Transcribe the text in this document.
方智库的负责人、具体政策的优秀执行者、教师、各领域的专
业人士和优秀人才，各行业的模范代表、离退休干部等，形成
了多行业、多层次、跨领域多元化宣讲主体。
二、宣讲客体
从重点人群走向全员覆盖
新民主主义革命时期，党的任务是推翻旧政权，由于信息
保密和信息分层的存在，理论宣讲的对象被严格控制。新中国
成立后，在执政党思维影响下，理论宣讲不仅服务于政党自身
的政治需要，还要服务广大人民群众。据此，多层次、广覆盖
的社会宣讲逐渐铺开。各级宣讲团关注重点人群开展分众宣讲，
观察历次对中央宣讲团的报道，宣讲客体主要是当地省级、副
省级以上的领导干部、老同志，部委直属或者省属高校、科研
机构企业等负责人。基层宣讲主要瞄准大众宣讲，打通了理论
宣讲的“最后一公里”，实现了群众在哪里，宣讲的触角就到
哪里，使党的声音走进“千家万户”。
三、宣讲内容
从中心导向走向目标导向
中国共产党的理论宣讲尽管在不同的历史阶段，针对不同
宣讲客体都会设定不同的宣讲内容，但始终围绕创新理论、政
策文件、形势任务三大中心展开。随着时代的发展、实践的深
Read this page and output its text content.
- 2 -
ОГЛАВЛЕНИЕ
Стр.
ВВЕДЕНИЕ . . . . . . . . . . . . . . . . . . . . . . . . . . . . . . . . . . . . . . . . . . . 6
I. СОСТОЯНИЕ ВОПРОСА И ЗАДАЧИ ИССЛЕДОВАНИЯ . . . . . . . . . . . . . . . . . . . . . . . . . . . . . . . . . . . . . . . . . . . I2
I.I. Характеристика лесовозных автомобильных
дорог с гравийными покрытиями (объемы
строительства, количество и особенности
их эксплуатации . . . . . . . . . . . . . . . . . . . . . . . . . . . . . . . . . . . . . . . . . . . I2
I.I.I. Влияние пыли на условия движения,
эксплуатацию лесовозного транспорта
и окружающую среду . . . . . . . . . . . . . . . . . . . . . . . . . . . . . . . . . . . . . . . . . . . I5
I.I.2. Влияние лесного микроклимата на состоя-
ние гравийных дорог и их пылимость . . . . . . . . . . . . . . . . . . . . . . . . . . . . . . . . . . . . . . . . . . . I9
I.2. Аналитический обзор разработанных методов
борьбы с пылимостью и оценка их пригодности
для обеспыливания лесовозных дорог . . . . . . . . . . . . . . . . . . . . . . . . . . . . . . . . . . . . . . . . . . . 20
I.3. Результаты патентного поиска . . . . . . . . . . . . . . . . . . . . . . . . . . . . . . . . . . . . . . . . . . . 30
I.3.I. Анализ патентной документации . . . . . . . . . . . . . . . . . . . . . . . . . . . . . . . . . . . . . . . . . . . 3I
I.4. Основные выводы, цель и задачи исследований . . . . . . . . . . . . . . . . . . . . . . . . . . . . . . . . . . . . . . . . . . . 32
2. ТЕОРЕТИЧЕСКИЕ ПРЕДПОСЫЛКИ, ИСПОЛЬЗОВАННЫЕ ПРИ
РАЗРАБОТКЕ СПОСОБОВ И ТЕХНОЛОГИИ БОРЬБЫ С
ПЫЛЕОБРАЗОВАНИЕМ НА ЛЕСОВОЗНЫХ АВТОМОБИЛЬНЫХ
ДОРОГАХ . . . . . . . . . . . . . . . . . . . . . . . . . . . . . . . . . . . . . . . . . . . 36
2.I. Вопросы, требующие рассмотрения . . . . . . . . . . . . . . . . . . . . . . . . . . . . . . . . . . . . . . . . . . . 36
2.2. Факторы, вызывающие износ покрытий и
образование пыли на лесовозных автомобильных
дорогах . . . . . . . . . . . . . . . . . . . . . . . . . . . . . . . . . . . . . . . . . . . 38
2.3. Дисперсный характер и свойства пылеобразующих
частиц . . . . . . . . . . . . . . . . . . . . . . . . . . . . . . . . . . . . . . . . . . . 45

- - -

What is being asked => Copy all lines from the material that hold "Влияние".

Solution for this exercise =>
I.I.I. Влияние пыли на условия движения,
I.I.2. Влияние лесного микроклимата на состоя-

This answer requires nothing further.